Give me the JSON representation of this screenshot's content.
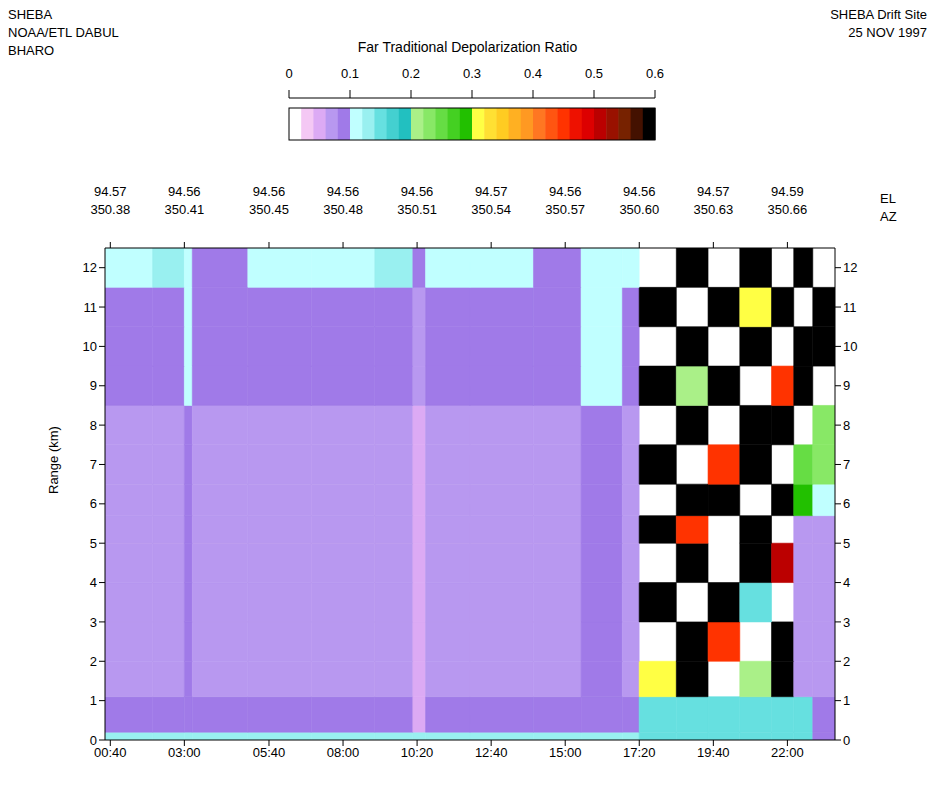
{
  "chart_data": {
    "type": "heatmap",
    "title": "Far Traditional Depolarization Ratio",
    "header_left": [
      "SHEBA",
      "NOAA/ETL DABUL",
      "BHARO"
    ],
    "header_right": [
      "SHEBA Drift Site",
      "25 NOV 1997"
    ],
    "y_label": "Range (km)",
    "xlim": [
      0.5,
      23.5
    ],
    "xticks": [
      {
        "value": 0.667,
        "label": "00:40"
      },
      {
        "value": 3,
        "label": "03:00"
      },
      {
        "value": 5.667,
        "label": "05:40"
      },
      {
        "value": 8,
        "label": "08:00"
      },
      {
        "value": 10.333,
        "label": "10:20"
      },
      {
        "value": 12.667,
        "label": "12:40"
      },
      {
        "value": 15,
        "label": "15:00"
      },
      {
        "value": 17.333,
        "label": "17:20"
      },
      {
        "value": 19.667,
        "label": "19:40"
      },
      {
        "value": 22,
        "label": "22:00"
      }
    ],
    "ylim": [
      0,
      12.5
    ],
    "yticks": [
      0,
      1,
      2,
      3,
      4,
      5,
      6,
      7,
      8,
      9,
      10,
      11,
      12
    ],
    "top_axis": {
      "labels": [
        "EL",
        "AZ"
      ],
      "el": [
        "94.57",
        "94.56",
        "94.56",
        "94.56",
        "94.56",
        "94.57",
        "94.56",
        "94.56",
        "94.57",
        "94.59"
      ],
      "az": [
        "350.38",
        "350.41",
        "350.45",
        "350.48",
        "350.51",
        "350.54",
        "350.57",
        "350.60",
        "350.63",
        "350.66"
      ]
    },
    "colorbar": {
      "range": [
        0,
        0.6
      ],
      "ticks": [
        0,
        0.1,
        0.2,
        0.3,
        0.4,
        0.5,
        0.6
      ]
    },
    "x_edges": [
      0.5,
      2,
      3,
      3.25,
      5,
      7,
      9,
      10.2,
      10.6,
      12,
      14,
      15.5,
      16.8,
      17.33,
      18.5,
      19.5,
      20.5,
      21.5,
      22.2,
      22.8,
      23.5
    ],
    "y_edges": [
      0,
      0.2,
      1.1,
      2,
      3,
      4,
      5,
      5.7,
      6.5,
      7.5,
      8.5,
      9.5,
      10.5,
      11.5,
      12.5
    ],
    "cells": [
      [
        0.12,
        0.12,
        0.12,
        0.12,
        0.12,
        0.12,
        0.12,
        0.12,
        0.12,
        0.12,
        0.12,
        0.12,
        0.12,
        0.15,
        0.15,
        0.15,
        0.15,
        0.15,
        0.15,
        0.08
      ],
      [
        0.08,
        0.08,
        0.09,
        0.08,
        0.08,
        0.08,
        0.08,
        0.05,
        0.08,
        0.08,
        0.08,
        0.085,
        0.08,
        0.15,
        0.15,
        0.15,
        0.15,
        0.15,
        0.15,
        0.08
      ],
      [
        0.06,
        0.06,
        0.08,
        0.06,
        0.06,
        0.06,
        0.06,
        0.04,
        0.06,
        0.06,
        0.06,
        0.08,
        0.06,
        0.3,
        0.6,
        null,
        0.2,
        0.6,
        0.06,
        0.06
      ],
      [
        0.06,
        0.06,
        0.08,
        0.06,
        0.06,
        0.06,
        0.06,
        0.04,
        0.06,
        0.06,
        0.06,
        0.08,
        0.06,
        null,
        0.6,
        0.45,
        null,
        0.6,
        0.06,
        0.06
      ],
      [
        0.06,
        0.06,
        0.08,
        0.06,
        0.06,
        0.06,
        0.06,
        0.04,
        0.06,
        0.06,
        0.06,
        0.08,
        0.06,
        0.6,
        null,
        0.6,
        0.15,
        null,
        0.06,
        0.06
      ],
      [
        0.06,
        0.06,
        0.08,
        0.06,
        0.06,
        0.06,
        0.06,
        0.04,
        0.06,
        0.06,
        0.06,
        0.08,
        0.06,
        null,
        0.6,
        null,
        0.6,
        0.5,
        0.06,
        0.06
      ],
      [
        0.065,
        0.065,
        0.085,
        0.065,
        0.065,
        0.065,
        0.065,
        0.045,
        0.065,
        0.065,
        0.065,
        0.085,
        0.065,
        0.6,
        0.45,
        null,
        0.6,
        null,
        0.07,
        0.07
      ],
      [
        0.07,
        0.07,
        0.09,
        0.07,
        0.07,
        0.07,
        0.07,
        0.05,
        0.07,
        0.07,
        0.07,
        0.09,
        0.07,
        null,
        0.6,
        0.6,
        null,
        0.6,
        0.28,
        0.1
      ],
      [
        0.07,
        0.07,
        0.09,
        0.07,
        0.07,
        0.07,
        0.07,
        0.05,
        0.07,
        0.07,
        0.07,
        0.09,
        0.07,
        0.6,
        null,
        0.45,
        0.6,
        null,
        0.25,
        0.22
      ],
      [
        0.075,
        0.075,
        0.095,
        0.075,
        0.075,
        0.075,
        0.075,
        0.055,
        0.075,
        0.075,
        0.075,
        0.095,
        0.075,
        null,
        0.6,
        null,
        0.6,
        0.6,
        null,
        0.22
      ],
      [
        0.08,
        0.08,
        0.1,
        0.08,
        0.08,
        0.08,
        0.08,
        0.06,
        0.08,
        0.08,
        0.08,
        0.1,
        0.08,
        0.6,
        0.2,
        0.6,
        null,
        0.45,
        0.6,
        null
      ],
      [
        0.085,
        0.085,
        0.105,
        0.085,
        0.085,
        0.085,
        0.085,
        0.065,
        0.085,
        0.085,
        0.085,
        0.105,
        0.085,
        null,
        0.6,
        null,
        0.6,
        null,
        0.6,
        0.6
      ],
      [
        0.09,
        0.09,
        0.11,
        0.09,
        0.09,
        0.09,
        0.09,
        0.07,
        0.09,
        0.09,
        0.09,
        0.11,
        0.09,
        0.6,
        null,
        0.6,
        0.3,
        0.6,
        null,
        0.6
      ],
      [
        0.1,
        0.12,
        0.1,
        0.09,
        0.11,
        0.1,
        0.12,
        0.08,
        0.1,
        0.11,
        0.09,
        0.1,
        0.1,
        null,
        0.6,
        null,
        0.6,
        null,
        0.6,
        null
      ]
    ]
  }
}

☆ ☆ ☆

| Your goal |
Which lines above contain "value"? Show each of them.

| Complete output |
        "value": 0.667,
        "value": 3,
        "value": 5.667,
        "value": 8,
        "value": 10.333,
        "value": 12.667,
        "value": 15,
        "value": 17.333,
        "value": 19.667,
        "value": 22,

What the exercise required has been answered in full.